------ DATA EXTRACT

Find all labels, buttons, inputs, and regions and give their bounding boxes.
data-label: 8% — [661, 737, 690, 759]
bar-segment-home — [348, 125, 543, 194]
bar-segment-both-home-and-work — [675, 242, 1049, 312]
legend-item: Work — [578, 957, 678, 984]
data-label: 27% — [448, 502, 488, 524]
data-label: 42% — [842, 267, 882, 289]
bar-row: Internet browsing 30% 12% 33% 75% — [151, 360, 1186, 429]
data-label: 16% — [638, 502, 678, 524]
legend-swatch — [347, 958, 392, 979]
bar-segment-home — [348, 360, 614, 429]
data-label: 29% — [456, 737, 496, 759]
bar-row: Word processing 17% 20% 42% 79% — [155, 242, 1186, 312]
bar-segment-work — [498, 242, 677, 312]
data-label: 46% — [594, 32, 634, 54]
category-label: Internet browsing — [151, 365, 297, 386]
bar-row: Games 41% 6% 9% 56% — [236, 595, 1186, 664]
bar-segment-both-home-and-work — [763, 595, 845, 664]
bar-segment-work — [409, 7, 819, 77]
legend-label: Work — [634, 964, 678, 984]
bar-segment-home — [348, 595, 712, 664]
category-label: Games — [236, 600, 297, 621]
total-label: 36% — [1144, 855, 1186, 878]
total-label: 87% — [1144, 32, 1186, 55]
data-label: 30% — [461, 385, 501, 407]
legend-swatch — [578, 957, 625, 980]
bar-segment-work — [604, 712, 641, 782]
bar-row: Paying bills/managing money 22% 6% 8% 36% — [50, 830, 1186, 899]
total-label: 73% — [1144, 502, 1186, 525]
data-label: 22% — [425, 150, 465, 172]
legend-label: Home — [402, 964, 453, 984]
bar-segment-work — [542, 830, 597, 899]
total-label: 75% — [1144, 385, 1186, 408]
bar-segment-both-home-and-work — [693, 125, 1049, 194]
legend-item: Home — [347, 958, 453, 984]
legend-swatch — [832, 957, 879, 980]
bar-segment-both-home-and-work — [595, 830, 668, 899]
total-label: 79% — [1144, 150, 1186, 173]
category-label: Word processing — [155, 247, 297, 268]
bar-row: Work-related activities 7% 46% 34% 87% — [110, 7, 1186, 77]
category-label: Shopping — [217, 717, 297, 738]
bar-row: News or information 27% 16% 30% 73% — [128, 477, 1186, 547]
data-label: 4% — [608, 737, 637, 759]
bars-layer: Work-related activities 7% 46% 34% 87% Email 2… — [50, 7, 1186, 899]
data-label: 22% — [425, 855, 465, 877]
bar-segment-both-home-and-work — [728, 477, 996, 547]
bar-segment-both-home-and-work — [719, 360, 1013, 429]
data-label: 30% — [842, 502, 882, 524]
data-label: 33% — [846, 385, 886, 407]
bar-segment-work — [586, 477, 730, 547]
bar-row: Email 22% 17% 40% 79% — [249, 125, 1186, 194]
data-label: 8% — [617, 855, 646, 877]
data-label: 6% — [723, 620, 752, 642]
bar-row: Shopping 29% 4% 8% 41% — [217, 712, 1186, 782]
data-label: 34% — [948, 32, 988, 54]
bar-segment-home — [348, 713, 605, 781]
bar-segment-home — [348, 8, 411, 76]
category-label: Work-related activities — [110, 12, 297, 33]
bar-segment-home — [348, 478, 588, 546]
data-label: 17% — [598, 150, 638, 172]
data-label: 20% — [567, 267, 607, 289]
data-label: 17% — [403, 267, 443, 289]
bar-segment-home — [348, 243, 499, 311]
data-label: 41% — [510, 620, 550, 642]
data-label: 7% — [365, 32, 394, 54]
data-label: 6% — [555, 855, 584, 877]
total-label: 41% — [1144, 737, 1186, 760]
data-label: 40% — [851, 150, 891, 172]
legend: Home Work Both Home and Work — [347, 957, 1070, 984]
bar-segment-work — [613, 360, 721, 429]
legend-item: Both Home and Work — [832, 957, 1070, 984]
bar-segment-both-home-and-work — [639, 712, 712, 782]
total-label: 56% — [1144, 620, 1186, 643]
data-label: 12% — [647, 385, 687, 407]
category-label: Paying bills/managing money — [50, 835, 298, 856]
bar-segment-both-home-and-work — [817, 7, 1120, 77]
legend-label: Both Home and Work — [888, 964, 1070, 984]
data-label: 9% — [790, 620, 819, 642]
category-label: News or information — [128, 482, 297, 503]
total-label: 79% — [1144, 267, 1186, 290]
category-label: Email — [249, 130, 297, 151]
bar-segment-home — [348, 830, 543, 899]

------------
------ DATA EXTRACT

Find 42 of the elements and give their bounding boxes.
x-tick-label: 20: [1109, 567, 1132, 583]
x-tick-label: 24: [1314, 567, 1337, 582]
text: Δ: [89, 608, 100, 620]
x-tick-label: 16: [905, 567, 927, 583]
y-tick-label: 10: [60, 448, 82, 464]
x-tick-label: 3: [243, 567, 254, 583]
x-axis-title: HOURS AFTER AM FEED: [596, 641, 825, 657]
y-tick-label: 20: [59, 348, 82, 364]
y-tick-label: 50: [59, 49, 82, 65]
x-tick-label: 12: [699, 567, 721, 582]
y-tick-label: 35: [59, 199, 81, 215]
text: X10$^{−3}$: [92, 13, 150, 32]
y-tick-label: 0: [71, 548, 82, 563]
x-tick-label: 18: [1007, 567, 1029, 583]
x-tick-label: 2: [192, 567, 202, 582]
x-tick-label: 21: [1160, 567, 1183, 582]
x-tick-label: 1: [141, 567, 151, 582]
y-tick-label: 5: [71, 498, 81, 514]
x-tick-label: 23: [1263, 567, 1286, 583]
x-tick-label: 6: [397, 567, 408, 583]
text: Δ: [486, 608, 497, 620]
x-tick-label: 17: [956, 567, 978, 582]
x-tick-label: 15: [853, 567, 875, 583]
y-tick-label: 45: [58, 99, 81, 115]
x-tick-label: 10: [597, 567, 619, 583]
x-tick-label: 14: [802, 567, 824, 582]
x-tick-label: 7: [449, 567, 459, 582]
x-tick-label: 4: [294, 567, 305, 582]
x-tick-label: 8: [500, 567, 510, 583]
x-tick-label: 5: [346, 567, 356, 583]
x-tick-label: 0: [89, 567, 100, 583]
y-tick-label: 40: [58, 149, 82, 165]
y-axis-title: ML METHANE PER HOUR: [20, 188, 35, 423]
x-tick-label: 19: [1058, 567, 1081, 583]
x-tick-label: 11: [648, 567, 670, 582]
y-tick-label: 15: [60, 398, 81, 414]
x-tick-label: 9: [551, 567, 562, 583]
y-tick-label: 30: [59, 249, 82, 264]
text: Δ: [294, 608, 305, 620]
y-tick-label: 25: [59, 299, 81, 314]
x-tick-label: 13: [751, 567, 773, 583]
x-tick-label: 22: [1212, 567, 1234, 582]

------------
------ DATA EXTRACT

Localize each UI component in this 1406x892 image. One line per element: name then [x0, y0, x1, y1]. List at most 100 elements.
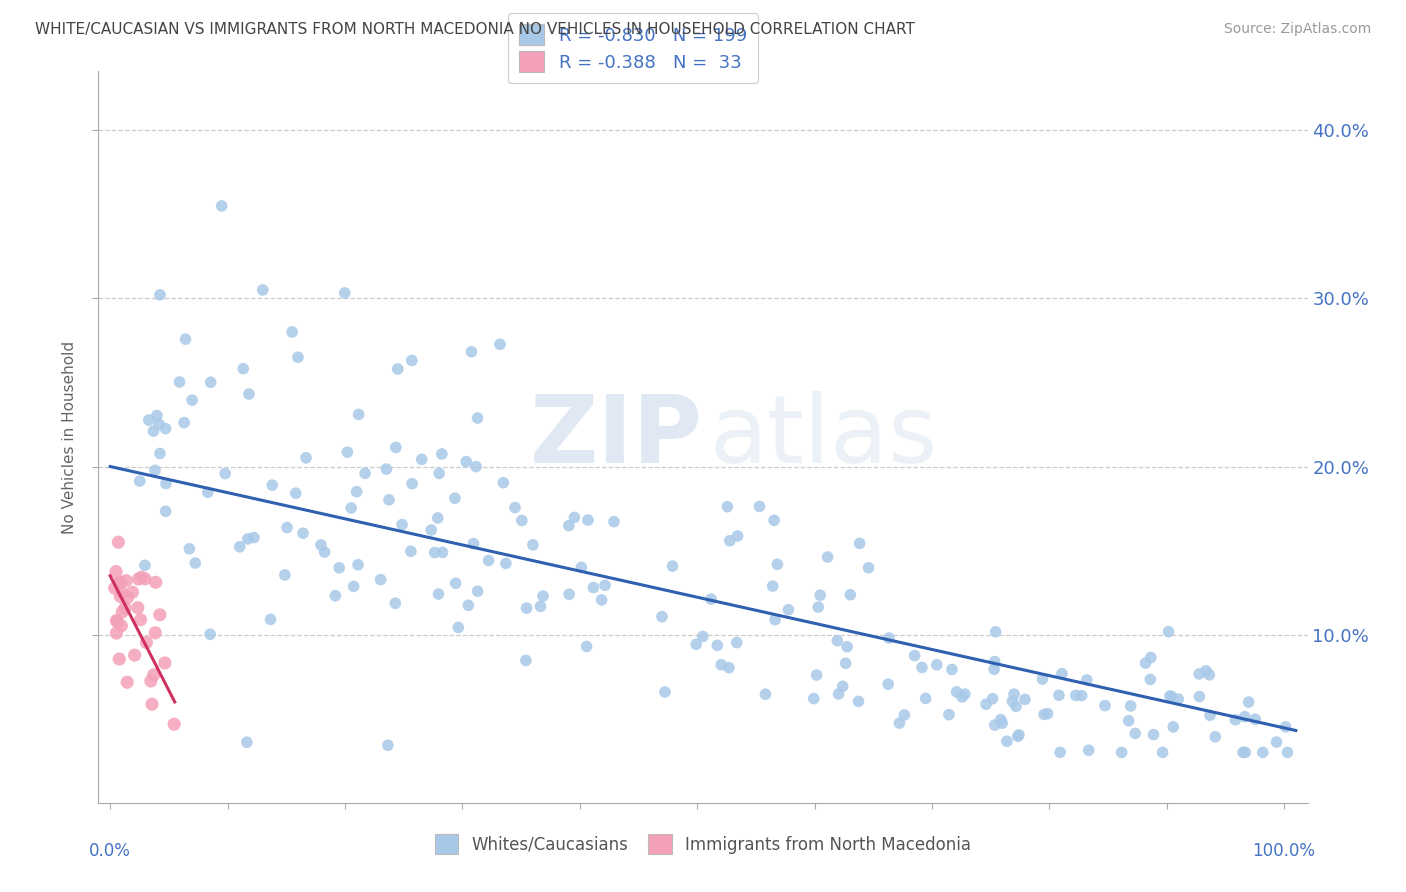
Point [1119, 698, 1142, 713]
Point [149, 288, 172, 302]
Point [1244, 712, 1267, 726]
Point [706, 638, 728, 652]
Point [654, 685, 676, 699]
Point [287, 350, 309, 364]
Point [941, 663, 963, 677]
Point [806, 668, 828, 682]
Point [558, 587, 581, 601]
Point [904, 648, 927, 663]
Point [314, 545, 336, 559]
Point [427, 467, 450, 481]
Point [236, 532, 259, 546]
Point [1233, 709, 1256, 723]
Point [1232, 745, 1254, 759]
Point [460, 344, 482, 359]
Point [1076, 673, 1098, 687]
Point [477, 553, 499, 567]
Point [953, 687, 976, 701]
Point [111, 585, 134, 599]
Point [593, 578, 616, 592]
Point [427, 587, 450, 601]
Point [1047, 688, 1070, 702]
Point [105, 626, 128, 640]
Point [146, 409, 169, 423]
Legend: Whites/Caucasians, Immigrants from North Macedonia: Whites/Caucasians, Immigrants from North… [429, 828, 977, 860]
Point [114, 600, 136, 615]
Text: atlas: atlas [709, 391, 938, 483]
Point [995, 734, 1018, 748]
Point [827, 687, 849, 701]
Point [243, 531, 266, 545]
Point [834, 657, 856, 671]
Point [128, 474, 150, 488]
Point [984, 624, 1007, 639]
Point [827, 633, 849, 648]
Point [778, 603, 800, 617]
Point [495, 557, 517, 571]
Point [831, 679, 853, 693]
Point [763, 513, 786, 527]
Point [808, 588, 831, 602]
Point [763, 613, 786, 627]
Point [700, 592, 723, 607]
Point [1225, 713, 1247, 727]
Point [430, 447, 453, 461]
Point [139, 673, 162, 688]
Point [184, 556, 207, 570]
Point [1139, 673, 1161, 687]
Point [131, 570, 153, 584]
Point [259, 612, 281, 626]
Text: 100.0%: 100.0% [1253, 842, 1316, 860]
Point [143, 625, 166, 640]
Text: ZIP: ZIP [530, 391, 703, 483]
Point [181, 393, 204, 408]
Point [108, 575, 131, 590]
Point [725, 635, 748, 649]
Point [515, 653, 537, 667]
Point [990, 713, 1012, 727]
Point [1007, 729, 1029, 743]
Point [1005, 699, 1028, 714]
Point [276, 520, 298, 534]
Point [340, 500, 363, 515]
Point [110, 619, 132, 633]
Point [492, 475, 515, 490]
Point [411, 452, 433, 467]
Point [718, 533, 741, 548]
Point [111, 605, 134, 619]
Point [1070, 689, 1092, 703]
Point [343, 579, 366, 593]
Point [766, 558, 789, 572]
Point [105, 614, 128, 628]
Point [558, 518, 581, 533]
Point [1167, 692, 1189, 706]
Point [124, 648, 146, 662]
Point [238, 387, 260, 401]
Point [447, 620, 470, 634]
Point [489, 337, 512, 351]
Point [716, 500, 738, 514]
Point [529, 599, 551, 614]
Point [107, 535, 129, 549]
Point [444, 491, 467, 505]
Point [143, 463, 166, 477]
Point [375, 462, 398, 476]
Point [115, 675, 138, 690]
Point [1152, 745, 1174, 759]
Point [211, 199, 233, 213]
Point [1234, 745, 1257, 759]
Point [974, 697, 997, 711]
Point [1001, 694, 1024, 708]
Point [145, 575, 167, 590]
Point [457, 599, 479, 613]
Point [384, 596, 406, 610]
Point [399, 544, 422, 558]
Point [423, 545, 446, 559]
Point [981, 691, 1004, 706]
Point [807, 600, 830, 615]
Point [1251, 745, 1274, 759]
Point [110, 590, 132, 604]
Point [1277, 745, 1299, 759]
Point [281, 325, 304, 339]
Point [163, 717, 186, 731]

------------

■ WORK INSTRUCTIONS
Convert the rows starting at the line that contains "Find 42 of the" and ending at the line that contains "y-tick-label: 50: [59, 49, 82, 65]" into a JSON list of strings. Use one string per line, include both end lines, and leave out blank lines.

■ EXERCISE RESULT
[
  "Find 42 of the elements and give their bounding boxes.",
  "x-tick-label: 20: [1109, 567, 1132, 583]",
  "x-tick-label: 24: [1314, 567, 1337, 582]",
  "text: Δ: [89, 608, 100, 620]",
  "x-tick-label: 16: [905, 567, 927, 583]",
  "y-tick-label: 10: [60, 448, 82, 464]",
  "x-tick-label: 3: [243, 567, 254, 583]",
  "x-axis-title: HOURS AFTER AM FEED: [596, 641, 825, 657]",
  "y-tick-label: 20: [59, 348, 82, 364]",
  "y-tick-label: 50: [59, 49, 82, 65]"
]